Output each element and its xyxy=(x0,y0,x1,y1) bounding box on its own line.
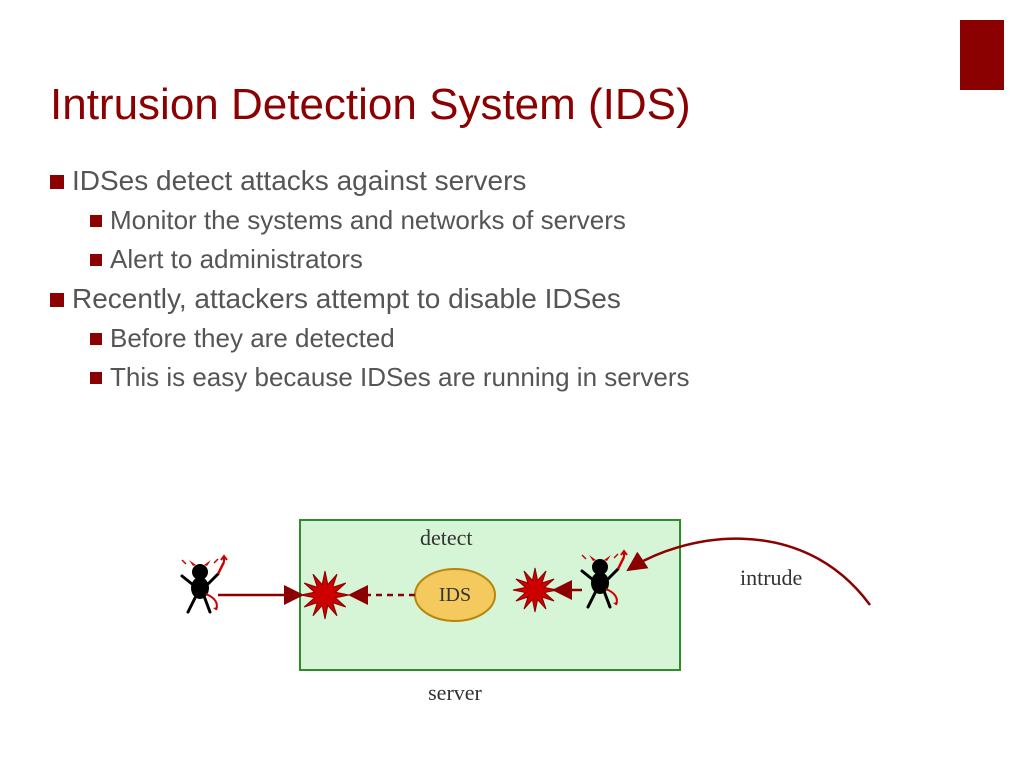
bullet-text: Monitor the systems and networks of serv… xyxy=(110,205,626,236)
bullet-level2: This is easy because IDSes are running i… xyxy=(90,362,974,393)
bullet-level2: Monitor the systems and networks of serv… xyxy=(90,205,974,236)
slide-title: Intrusion Detection System (IDS) xyxy=(50,80,691,130)
accent-bar xyxy=(960,20,1004,90)
bullet-text: Before they are detected xyxy=(110,323,395,354)
intrude-label: intrude xyxy=(740,565,802,590)
bullet-marker xyxy=(90,333,102,345)
bullet-text: IDSes detect attacks against servers xyxy=(72,165,526,197)
bullet-marker xyxy=(50,293,64,307)
bullet-marker xyxy=(90,215,102,227)
bullet-text: Recently, attackers attempt to disable I… xyxy=(72,283,621,315)
server-label: server xyxy=(428,680,482,705)
ids-diagram: IDS detect server intrude xyxy=(0,490,1024,750)
bullet-marker xyxy=(50,175,64,189)
bullet-level1: Recently, attackers attempt to disable I… xyxy=(50,283,974,315)
bullet-text: Alert to administrators xyxy=(110,244,363,275)
bullet-marker xyxy=(90,372,102,384)
bullet-level2: Before they are detected xyxy=(90,323,974,354)
ids-label: IDS xyxy=(439,584,471,606)
bullet-text: This is easy because IDSes are running i… xyxy=(110,362,690,393)
bullet-marker xyxy=(90,254,102,266)
bullet-level2: Alert to administrators xyxy=(90,244,974,275)
attacker-icon xyxy=(182,556,227,612)
bullet-list: IDSes detect attacks against servers Moni… xyxy=(50,165,974,401)
bullet-level1: IDSes detect attacks against servers xyxy=(50,165,974,197)
detect-label: detect xyxy=(420,525,473,550)
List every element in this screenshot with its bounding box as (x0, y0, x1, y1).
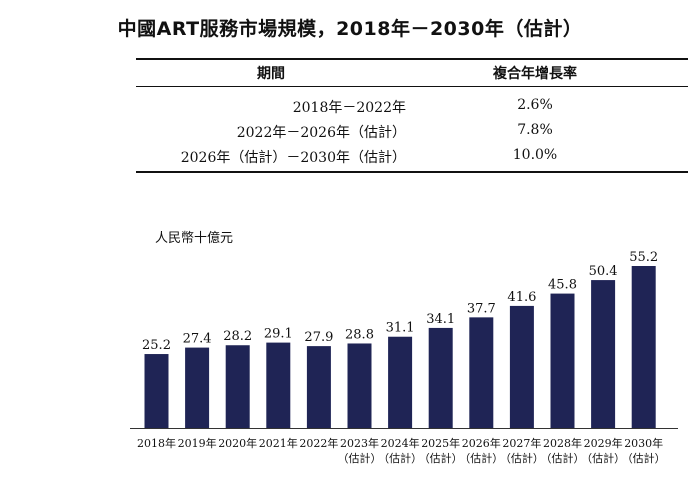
data-label: 55.2 (629, 250, 658, 265)
data-label: 27.9 (304, 330, 333, 345)
x-tick-sublabel: （估計） (419, 451, 463, 465)
bar-2020年 (225, 345, 250, 428)
table-header-cagr: 複合年增長率 (493, 66, 577, 82)
x-tick-label: 2029年 (584, 436, 623, 450)
x-tick-sublabel: （估計） (622, 451, 666, 465)
bar-2019年 (185, 347, 210, 428)
chart-title: 中國ART服務市場規模，2018年－2030年（估計） (117, 18, 583, 40)
data-label: 25.2 (142, 338, 171, 353)
x-tick-label: 2026年 (462, 436, 501, 450)
data-label: 27.4 (183, 332, 212, 347)
table-cell-period: 2022年－2026年（估計） (236, 125, 406, 141)
table-cell-cagr: 7.8% (517, 122, 553, 138)
x-tick-label: 2019年 (178, 436, 217, 450)
x-tick-sublabel: （估計） (500, 451, 544, 465)
bar-2024年 (388, 336, 413, 428)
x-tick-label: 2025年 (421, 436, 460, 450)
x-tick-label: 2028年 (543, 436, 582, 450)
bar-2030年 (631, 266, 656, 428)
bar-2029年 (591, 280, 616, 428)
bar-2018年 (144, 354, 169, 428)
x-tick-label: 2027年 (502, 436, 541, 450)
table-bottom-rule (136, 171, 688, 173)
y-axis-unit-label: 人民幣十億元 (155, 231, 234, 246)
bar-2026年 (469, 317, 494, 428)
data-label: 37.7 (467, 301, 496, 316)
table-cell-cagr: 10.0% (512, 147, 558, 163)
bar-2023年 (347, 343, 372, 428)
bar-2027年 (509, 305, 534, 428)
x-tick-label: 2030年 (624, 436, 663, 450)
table-header-rule (136, 86, 688, 87)
x-tick-label: 2024年 (381, 436, 420, 450)
table-cell-period: 2018年－2022年 (292, 100, 406, 116)
data-label: 34.1 (426, 312, 455, 327)
table-cell-cagr: 2.6% (517, 97, 553, 113)
bar-2025年 (428, 327, 453, 428)
x-tick-label: 2023年 (340, 436, 379, 450)
data-label: 45.8 (548, 278, 577, 293)
bar-2022年 (306, 346, 331, 428)
x-tick-label: 2020年 (218, 436, 257, 450)
table-cell-period: 2026年（估計）－2030年（估計） (180, 150, 406, 166)
bar-2028年 (550, 293, 575, 428)
data-label: 28.2 (223, 329, 252, 344)
x-tick-sublabel: （估計） (378, 451, 422, 465)
table-header-period: 期間 (257, 66, 285, 82)
x-tick-label: 2018年 (137, 436, 176, 450)
x-tick-sublabel: （估計） (541, 451, 585, 465)
x-tick-label: 2022年 (299, 436, 338, 450)
x-tick-sublabel: （估計） (581, 451, 625, 465)
data-label: 31.1 (386, 321, 415, 336)
x-tick-sublabel: （估計） (459, 451, 503, 465)
bar-2021年 (266, 342, 291, 428)
data-label: 50.4 (589, 264, 618, 279)
x-tick-label: 2021年 (259, 436, 298, 450)
data-label: 29.1 (264, 327, 293, 342)
data-label: 41.6 (507, 290, 536, 305)
data-label: 28.8 (345, 327, 374, 342)
x-tick-sublabel: （估計） (338, 451, 382, 465)
table-top-rule (136, 58, 688, 60)
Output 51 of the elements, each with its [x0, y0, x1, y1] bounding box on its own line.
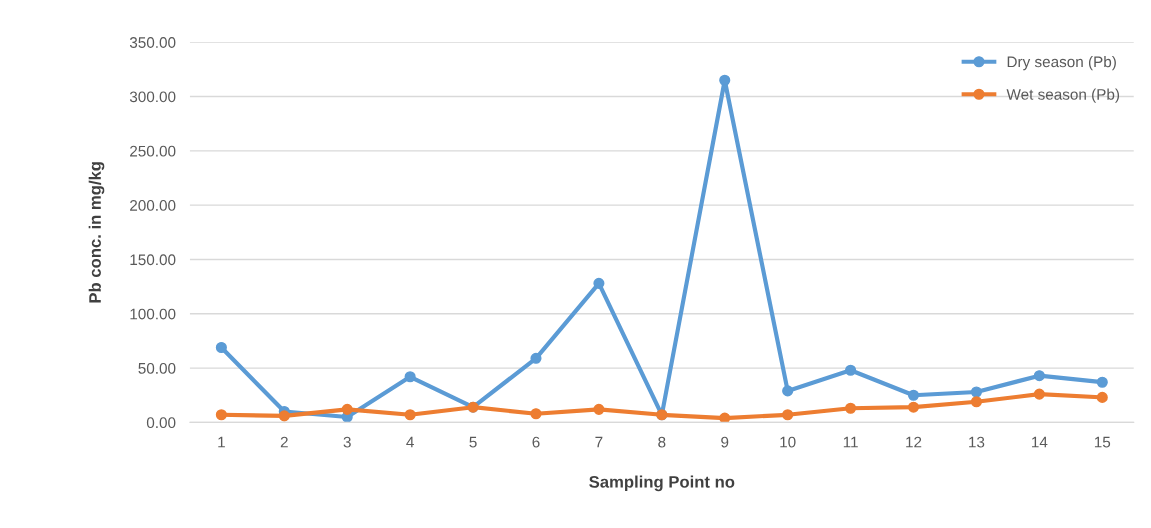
x-tick-label: 15	[1094, 436, 1111, 448]
x-tick-label: 6	[532, 436, 540, 448]
point	[1096, 391, 1108, 403]
point	[782, 409, 794, 421]
point	[1096, 376, 1108, 388]
point	[719, 412, 731, 423]
x-tick-label: 2	[280, 436, 288, 448]
x-tick-label: 7	[595, 436, 603, 448]
x-tick-label: 13	[969, 436, 985, 448]
point	[530, 408, 542, 420]
x-tick-label: 3	[343, 436, 351, 448]
y-tick-label: 250.00	[130, 145, 176, 157]
point	[970, 396, 982, 408]
point	[593, 403, 605, 415]
point	[719, 74, 731, 86]
y-tick-label: 100.00	[130, 308, 176, 320]
legend-label: Wet season (Pb)	[1006, 88, 1120, 103]
y-tick-label: 0.00	[146, 417, 176, 429]
point	[404, 409, 416, 421]
y-tick-label: 300.00	[129, 91, 176, 103]
point	[1033, 388, 1045, 400]
x-tick-label: 12	[906, 436, 922, 448]
x-tick-label: 9	[721, 436, 729, 448]
point	[845, 402, 857, 414]
x-tick-label: 1	[218, 436, 225, 448]
point	[530, 352, 542, 364]
point	[970, 386, 982, 398]
point	[845, 364, 857, 376]
point	[782, 385, 794, 397]
y-tick-label: 200.00	[130, 200, 176, 211]
point	[907, 401, 920, 413]
point	[341, 403, 353, 415]
y-tick-label: 50.00	[138, 362, 176, 374]
point	[278, 410, 290, 422]
legend-label: Dry season (Pb)	[1007, 55, 1116, 71]
x-axis-title: Sampling Point no	[589, 475, 735, 492]
x-tick-label: 4	[406, 436, 414, 448]
x-tick-label: 14	[1032, 436, 1048, 448]
point	[215, 409, 227, 421]
point	[593, 277, 605, 289]
x-tick-label: 5	[469, 436, 477, 448]
y-tick-label: 150.00	[130, 254, 176, 266]
point	[1033, 370, 1045, 382]
y-tick-label: 350.00	[129, 37, 176, 48]
x-tick-label: 11	[843, 436, 858, 448]
y-axis-title: Pb conc. in mg/kg	[88, 162, 105, 303]
point	[215, 341, 227, 354]
point	[907, 389, 920, 401]
x-tick-label: 8	[658, 436, 666, 448]
point	[404, 371, 416, 383]
x-tick-label: 10	[780, 436, 796, 448]
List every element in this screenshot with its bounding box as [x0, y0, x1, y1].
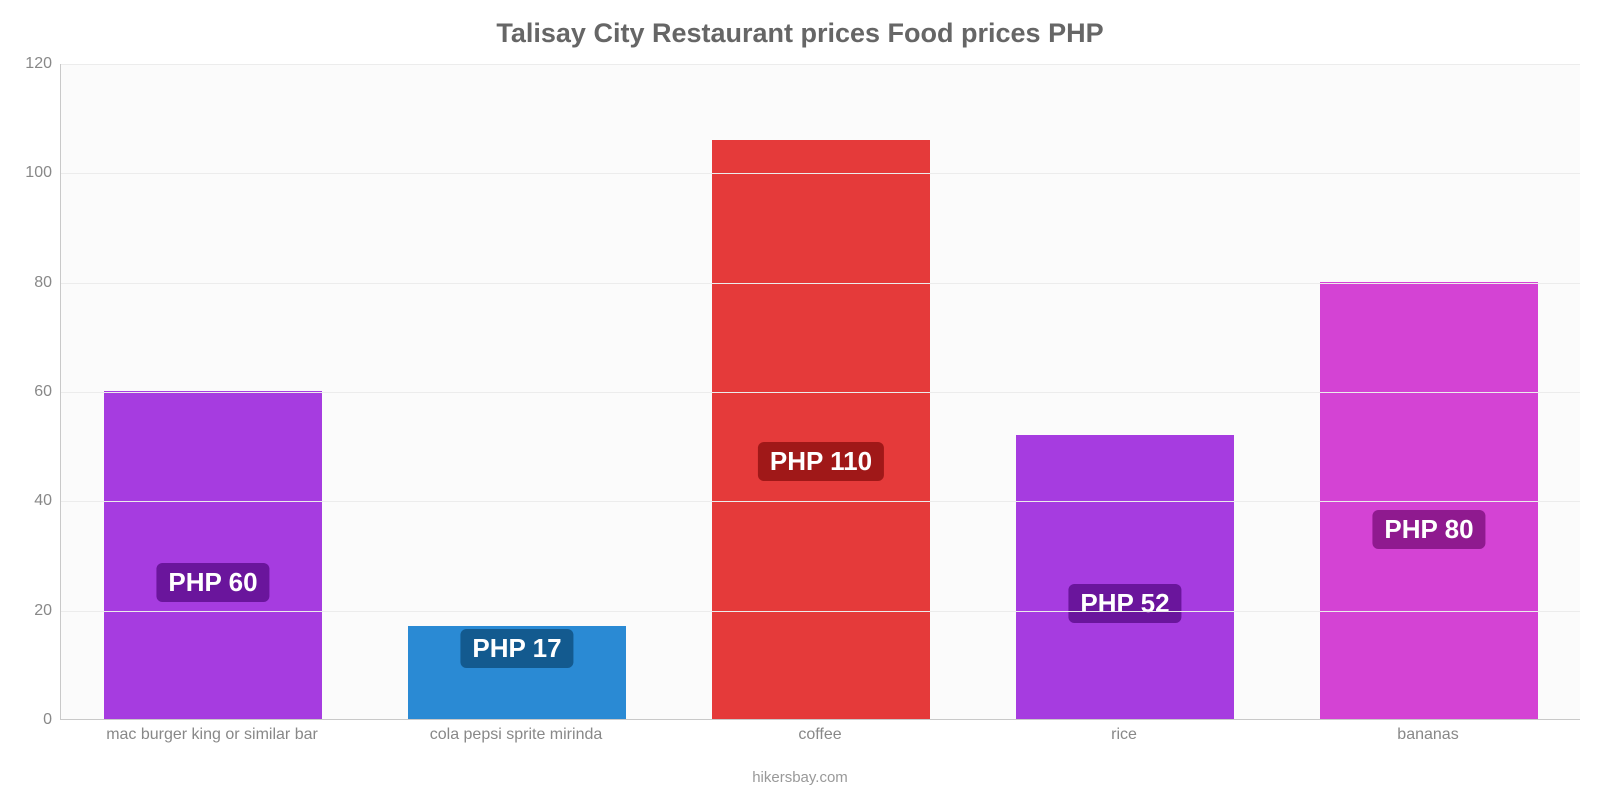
- chart-title: Talisay City Restaurant prices Food pric…: [0, 18, 1600, 49]
- gridline: [61, 283, 1580, 284]
- x-axis-tick-label: mac burger king or similar bar: [106, 726, 318, 744]
- bar-chart: Talisay City Restaurant prices Food pric…: [0, 0, 1600, 800]
- gridline: [61, 501, 1580, 502]
- x-axis-tick-label: cola pepsi sprite mirinda: [430, 726, 603, 744]
- bar: [1016, 435, 1235, 719]
- credit-text: hikersbay.com: [0, 769, 1600, 786]
- y-axis-tick-label: 0: [12, 711, 52, 729]
- y-axis-tick-label: 80: [12, 274, 52, 292]
- bar-value-label: PHP 80: [1372, 510, 1485, 549]
- plot-area: PHP 60 PHP 17 PHP 110 PHP 52 PHP 80: [60, 64, 1580, 720]
- bar: [104, 391, 323, 719]
- bar-value-label: PHP 52: [1068, 584, 1181, 623]
- y-axis-tick-label: 60: [12, 383, 52, 401]
- x-axis-tick-label: coffee: [798, 726, 841, 744]
- x-axis-tick-label: bananas: [1397, 726, 1458, 744]
- gridline: [61, 64, 1580, 65]
- y-axis-tick-label: 40: [12, 492, 52, 510]
- bar: [712, 140, 931, 719]
- x-axis-tick-label: rice: [1111, 726, 1137, 744]
- y-axis-tick-label: 100: [12, 164, 52, 182]
- gridline: [61, 392, 1580, 393]
- bar-value-label: PHP 110: [758, 442, 884, 481]
- gridline: [61, 173, 1580, 174]
- y-axis-tick-label: 20: [12, 602, 52, 620]
- bar: [1320, 282, 1539, 719]
- bar-value-label: PHP 60: [156, 563, 269, 602]
- gridline: [61, 611, 1580, 612]
- y-axis-tick-label: 120: [12, 55, 52, 73]
- bar-value-label: PHP 17: [460, 629, 573, 668]
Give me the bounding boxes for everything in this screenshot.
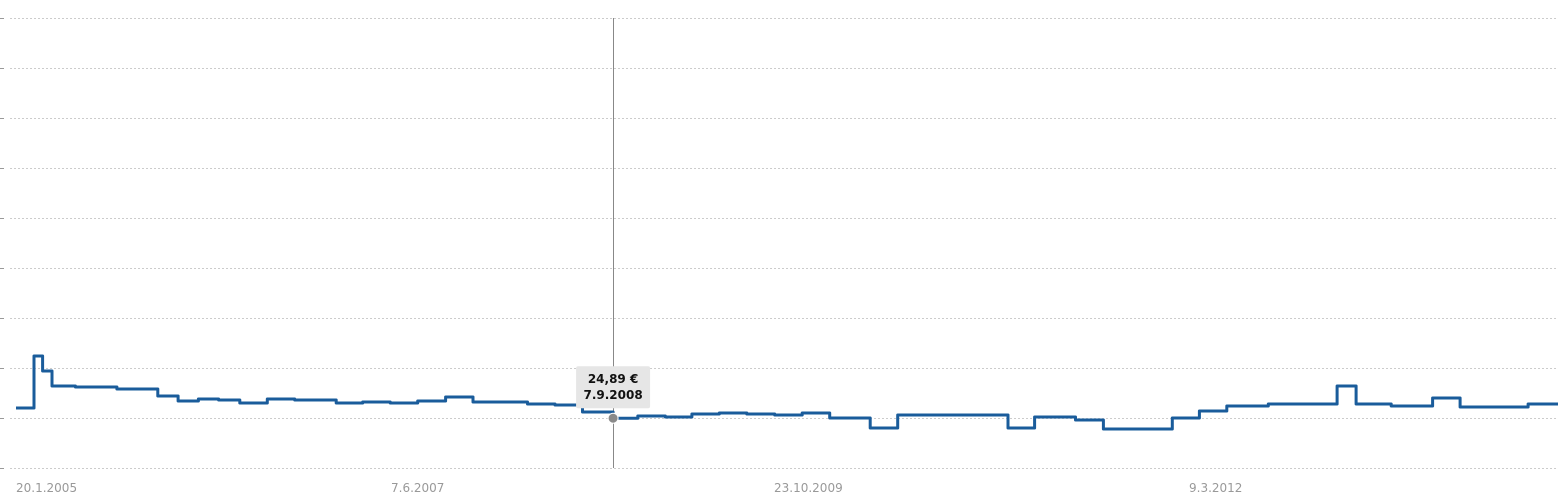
gridlines xyxy=(10,18,1558,469)
series-line xyxy=(16,354,1558,431)
y-axis-ticks xyxy=(0,18,4,469)
x-tick-label: 9.3.2012 xyxy=(1189,481,1242,495)
tooltip-date: 7.9.2008 xyxy=(583,388,642,402)
x-tick-label: 23.10.2009 xyxy=(774,481,843,495)
tooltip: 24,89 € 7.9.2008 xyxy=(576,366,651,409)
x-tick-label: 20.1.2005 xyxy=(16,481,77,495)
x-tick-label: 7.6.2007 xyxy=(391,481,444,495)
tooltip-background xyxy=(576,366,651,409)
hover-marker[interactable] xyxy=(607,412,619,424)
tooltip-value: 24,89 € xyxy=(588,372,638,386)
x-axis-labels: 20.1.2005 7.6.2007 23.10.2009 9.3.2012 xyxy=(16,481,1242,495)
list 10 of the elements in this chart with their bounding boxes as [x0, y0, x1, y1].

━━━━

◆ DESCRIPTION OF THE TASK: Quote the records verbatim, starting with the line that contains "gridlines xyxy=(10,18,1558,469)" and going on through the end of the records.

◆ ANSWER TO THIS EXERCISE:
gridlines xyxy=(10,18,1558,469)
series-line xyxy=(16,354,1558,431)
y-axis-ticks xyxy=(0,18,4,469)
x-tick-label: 9.3.2012 xyxy=(1189,481,1242,495)
tooltip-date: 7.9.2008 xyxy=(583,388,642,402)
x-tick-label: 23.10.2009 xyxy=(774,481,843,495)
tooltip: 24,89 € 7.9.2008 xyxy=(576,366,651,409)
x-tick-label: 20.1.2005 xyxy=(16,481,77,495)
x-tick-label: 7.6.2007 xyxy=(391,481,444,495)
tooltip-background xyxy=(576,366,651,409)
hover-marker[interactable] xyxy=(607,412,619,424)
tooltip-value: 24,89 € xyxy=(588,372,638,386)
x-axis-labels: 20.1.2005 7.6.2007 23.10.2009 9.3.2012 xyxy=(16,481,1242,495)
list 10 of the elements in this chart with their bounding boxes as [x0, y0, x1, y1].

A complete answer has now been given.